*Required work*.
From the line that has "Type out the text in this image." down to the final line of the listing below, transcribe every line exactly, and only those.

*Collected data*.
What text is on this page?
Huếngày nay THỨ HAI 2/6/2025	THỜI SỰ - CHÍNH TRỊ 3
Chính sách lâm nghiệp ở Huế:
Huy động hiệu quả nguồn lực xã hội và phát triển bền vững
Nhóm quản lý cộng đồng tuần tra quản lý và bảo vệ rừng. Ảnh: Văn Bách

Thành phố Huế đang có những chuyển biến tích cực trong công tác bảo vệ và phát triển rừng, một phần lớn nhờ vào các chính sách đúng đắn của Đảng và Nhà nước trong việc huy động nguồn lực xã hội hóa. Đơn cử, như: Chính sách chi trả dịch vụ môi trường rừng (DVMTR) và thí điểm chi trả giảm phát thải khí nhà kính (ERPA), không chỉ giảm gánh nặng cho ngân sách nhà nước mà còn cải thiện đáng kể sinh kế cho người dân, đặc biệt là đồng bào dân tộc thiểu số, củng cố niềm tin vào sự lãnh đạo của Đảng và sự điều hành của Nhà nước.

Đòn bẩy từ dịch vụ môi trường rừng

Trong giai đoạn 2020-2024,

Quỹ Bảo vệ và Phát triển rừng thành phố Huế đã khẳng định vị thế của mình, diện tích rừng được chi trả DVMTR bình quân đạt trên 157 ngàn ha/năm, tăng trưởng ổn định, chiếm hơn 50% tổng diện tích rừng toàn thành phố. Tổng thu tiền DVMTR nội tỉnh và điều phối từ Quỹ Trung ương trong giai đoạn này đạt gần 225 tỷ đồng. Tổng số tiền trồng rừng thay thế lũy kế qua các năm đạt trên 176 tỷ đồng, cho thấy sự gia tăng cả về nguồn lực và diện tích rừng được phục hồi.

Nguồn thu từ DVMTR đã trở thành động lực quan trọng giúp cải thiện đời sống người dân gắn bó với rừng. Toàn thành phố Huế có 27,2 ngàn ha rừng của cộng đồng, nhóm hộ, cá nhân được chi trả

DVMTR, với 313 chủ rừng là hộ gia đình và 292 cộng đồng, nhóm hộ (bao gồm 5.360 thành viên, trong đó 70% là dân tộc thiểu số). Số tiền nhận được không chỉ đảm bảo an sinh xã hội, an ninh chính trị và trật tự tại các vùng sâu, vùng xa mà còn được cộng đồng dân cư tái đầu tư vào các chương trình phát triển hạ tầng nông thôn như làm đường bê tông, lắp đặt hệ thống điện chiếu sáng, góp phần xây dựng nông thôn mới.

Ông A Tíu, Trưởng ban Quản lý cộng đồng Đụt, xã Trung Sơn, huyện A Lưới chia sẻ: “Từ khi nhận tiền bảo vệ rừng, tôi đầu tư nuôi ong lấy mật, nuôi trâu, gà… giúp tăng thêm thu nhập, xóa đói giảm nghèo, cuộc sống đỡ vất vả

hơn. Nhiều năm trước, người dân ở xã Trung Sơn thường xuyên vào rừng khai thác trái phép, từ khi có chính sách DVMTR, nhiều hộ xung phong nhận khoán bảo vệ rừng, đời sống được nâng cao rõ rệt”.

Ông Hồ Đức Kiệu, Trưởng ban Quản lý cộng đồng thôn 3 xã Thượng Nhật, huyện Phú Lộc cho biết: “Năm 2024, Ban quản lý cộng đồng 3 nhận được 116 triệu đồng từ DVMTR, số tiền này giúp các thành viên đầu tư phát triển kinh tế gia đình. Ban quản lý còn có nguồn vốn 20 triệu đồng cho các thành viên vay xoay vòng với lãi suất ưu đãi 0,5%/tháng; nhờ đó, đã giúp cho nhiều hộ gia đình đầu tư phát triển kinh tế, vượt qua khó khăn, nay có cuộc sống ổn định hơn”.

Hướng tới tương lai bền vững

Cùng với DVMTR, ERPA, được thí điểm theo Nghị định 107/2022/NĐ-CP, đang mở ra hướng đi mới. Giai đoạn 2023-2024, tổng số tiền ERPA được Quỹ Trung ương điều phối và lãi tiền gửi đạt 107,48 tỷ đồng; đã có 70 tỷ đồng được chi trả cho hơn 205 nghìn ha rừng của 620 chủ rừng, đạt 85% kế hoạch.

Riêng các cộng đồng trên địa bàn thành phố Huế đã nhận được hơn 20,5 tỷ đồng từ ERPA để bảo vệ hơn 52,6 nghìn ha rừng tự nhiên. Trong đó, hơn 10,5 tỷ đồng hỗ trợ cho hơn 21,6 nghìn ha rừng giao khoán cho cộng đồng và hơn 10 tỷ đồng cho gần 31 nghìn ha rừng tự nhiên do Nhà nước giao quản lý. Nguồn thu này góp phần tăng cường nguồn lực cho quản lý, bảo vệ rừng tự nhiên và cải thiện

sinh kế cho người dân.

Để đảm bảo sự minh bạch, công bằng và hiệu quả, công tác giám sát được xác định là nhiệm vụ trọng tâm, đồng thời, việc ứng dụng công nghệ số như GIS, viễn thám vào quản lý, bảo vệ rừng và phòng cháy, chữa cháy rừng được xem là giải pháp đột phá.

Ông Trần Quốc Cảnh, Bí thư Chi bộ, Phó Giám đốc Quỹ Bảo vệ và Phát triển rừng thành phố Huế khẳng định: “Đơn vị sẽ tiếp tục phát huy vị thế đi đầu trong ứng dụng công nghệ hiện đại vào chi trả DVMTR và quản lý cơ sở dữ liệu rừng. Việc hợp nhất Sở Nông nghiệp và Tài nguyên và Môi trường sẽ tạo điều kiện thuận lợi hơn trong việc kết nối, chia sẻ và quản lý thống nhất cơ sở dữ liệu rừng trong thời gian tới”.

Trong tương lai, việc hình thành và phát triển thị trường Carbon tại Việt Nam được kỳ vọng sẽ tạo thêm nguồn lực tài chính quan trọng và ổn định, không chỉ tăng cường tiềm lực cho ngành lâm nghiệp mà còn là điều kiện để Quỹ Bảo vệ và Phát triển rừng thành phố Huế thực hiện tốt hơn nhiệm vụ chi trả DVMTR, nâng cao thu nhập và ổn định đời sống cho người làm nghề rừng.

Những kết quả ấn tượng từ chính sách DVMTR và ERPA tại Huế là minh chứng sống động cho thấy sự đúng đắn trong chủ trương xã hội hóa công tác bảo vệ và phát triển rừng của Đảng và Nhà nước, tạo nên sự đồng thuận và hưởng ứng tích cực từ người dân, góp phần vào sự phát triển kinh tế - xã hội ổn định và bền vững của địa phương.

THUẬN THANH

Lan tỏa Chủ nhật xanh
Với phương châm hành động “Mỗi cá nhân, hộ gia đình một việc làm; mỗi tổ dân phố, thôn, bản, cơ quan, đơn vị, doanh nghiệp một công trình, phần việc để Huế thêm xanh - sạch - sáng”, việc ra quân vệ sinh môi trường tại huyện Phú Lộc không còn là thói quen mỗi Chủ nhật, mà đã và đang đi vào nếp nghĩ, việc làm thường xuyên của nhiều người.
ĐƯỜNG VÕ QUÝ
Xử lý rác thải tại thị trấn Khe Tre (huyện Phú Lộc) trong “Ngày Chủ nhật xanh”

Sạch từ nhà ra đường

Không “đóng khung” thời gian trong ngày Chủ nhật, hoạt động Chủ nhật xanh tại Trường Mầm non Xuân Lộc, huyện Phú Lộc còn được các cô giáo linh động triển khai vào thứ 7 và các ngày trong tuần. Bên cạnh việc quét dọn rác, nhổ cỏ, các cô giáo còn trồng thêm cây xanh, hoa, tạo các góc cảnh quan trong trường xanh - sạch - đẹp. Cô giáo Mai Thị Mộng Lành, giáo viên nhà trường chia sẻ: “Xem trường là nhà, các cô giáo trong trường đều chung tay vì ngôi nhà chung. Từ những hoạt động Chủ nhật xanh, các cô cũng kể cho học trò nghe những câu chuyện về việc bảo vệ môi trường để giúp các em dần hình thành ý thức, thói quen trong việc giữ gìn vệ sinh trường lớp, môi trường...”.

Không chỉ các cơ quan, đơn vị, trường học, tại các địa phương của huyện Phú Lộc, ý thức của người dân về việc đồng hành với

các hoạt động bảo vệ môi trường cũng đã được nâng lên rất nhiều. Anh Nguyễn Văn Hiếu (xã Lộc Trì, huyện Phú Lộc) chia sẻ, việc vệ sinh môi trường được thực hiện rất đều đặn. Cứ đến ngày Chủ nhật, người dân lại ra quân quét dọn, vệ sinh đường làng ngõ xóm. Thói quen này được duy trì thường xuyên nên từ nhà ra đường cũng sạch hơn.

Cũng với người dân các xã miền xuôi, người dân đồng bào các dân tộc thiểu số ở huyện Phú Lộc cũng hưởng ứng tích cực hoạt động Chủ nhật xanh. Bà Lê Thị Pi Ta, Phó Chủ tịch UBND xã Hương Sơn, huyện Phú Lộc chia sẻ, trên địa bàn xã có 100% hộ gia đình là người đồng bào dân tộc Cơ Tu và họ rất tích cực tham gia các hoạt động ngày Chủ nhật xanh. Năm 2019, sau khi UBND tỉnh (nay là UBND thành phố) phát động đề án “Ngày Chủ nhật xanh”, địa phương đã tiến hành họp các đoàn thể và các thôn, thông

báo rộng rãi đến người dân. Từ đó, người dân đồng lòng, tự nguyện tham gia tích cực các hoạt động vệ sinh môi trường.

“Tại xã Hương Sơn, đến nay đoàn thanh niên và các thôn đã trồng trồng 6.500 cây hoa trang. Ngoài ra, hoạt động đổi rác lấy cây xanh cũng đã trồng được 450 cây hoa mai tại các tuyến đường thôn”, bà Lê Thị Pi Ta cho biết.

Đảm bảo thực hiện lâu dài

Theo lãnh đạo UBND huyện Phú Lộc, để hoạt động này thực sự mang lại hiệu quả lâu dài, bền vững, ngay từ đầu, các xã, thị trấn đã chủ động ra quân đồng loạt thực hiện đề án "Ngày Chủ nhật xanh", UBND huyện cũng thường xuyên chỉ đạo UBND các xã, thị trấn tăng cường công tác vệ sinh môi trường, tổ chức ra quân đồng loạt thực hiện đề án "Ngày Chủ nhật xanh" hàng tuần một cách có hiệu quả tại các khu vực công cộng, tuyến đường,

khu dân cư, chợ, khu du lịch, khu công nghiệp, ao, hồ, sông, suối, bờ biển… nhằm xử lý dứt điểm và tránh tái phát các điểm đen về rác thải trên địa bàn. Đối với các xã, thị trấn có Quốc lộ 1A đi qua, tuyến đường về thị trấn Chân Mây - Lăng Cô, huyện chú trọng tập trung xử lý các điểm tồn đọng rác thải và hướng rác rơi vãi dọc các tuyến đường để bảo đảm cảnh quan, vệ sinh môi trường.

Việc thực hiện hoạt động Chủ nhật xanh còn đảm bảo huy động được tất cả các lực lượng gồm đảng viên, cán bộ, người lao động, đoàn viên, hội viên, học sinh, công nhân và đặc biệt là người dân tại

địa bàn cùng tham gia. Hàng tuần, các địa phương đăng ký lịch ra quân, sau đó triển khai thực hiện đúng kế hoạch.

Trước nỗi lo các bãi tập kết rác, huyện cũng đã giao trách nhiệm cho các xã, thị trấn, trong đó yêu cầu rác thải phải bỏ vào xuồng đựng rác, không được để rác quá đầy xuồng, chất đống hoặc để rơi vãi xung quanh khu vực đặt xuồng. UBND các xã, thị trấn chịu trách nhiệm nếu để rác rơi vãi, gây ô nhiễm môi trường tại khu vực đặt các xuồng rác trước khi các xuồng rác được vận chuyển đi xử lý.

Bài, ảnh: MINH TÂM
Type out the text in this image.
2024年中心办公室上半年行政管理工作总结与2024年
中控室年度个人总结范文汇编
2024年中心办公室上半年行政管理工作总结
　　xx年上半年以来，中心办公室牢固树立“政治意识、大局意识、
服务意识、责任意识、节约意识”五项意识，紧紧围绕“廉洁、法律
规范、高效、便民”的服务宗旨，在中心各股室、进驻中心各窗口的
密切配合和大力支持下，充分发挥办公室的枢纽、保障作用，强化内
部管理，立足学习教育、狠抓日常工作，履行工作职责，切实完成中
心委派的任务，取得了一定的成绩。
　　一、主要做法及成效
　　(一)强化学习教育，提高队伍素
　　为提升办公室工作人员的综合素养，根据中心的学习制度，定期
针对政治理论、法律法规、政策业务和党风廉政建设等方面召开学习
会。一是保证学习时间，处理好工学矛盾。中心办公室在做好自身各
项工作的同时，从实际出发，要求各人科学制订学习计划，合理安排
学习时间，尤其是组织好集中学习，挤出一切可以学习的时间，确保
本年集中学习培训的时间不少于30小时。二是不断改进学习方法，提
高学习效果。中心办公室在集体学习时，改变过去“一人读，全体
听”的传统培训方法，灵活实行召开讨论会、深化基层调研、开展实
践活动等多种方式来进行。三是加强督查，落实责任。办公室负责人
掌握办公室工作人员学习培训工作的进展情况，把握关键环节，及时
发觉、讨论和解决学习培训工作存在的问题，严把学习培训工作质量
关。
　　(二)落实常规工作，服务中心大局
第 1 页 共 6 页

*Solution to this task*.
Type out the text in this image.
2024年中心办公室上半年行政管理工作总结与2024年
中控室年度个人总结范文汇编
2024年中心办公室上半年行政管理工作总结
　　xx年上半年以来，中心办公室牢固树立“政治意识、大局意识、
服务意识、责任意识、节约意识”五项意识，紧紧围绕“廉洁、法律
规范、高效、便民”的服务宗旨，在中心各股室、进驻中心各窗口的
密切配合和大力支持下，充分发挥办公室的枢纽、保障作用，强化内
部管理，立足学习教育、狠抓日常工作，履行工作职责，切实完成中
心委派的任务，取得了一定的成绩。
　　一、主要做法及成效
　　(一)强化学习教育，提高队伍素
　　为提升办公室工作人员的综合素养，根据中心的学习制度，定期
针对政治理论、法律法规、政策业务和党风廉政建设等方面召开学习
会。一是保证学习时间，处理好工学矛盾。中心办公室在做好自身各
项工作的同时，从实际出发，要求各人科学制订学习计划，合理安排
学习时间，尤其是组织好集中学习，挤出一切可以学习的时间，确保
本年集中学习培训的时间不少于30小时。二是不断改进学习方法，提
高学习效果。中心办公室在集体学习时，改变过去“一人读，全体
听”的传统培训方法，灵活实行召开讨论会、深化基层调研、开展实
践活动等多种方式来进行。三是加强督查，落实责任。办公室负责人
掌握办公室工作人员学习培训工作的进展情况，把握关键环节，及时
发觉、讨论和解决学习培训工作存在的问题，严把学习培训工作质量
关。
　　(二)落实常规工作，服务中心大局
第 1 页 共 6 页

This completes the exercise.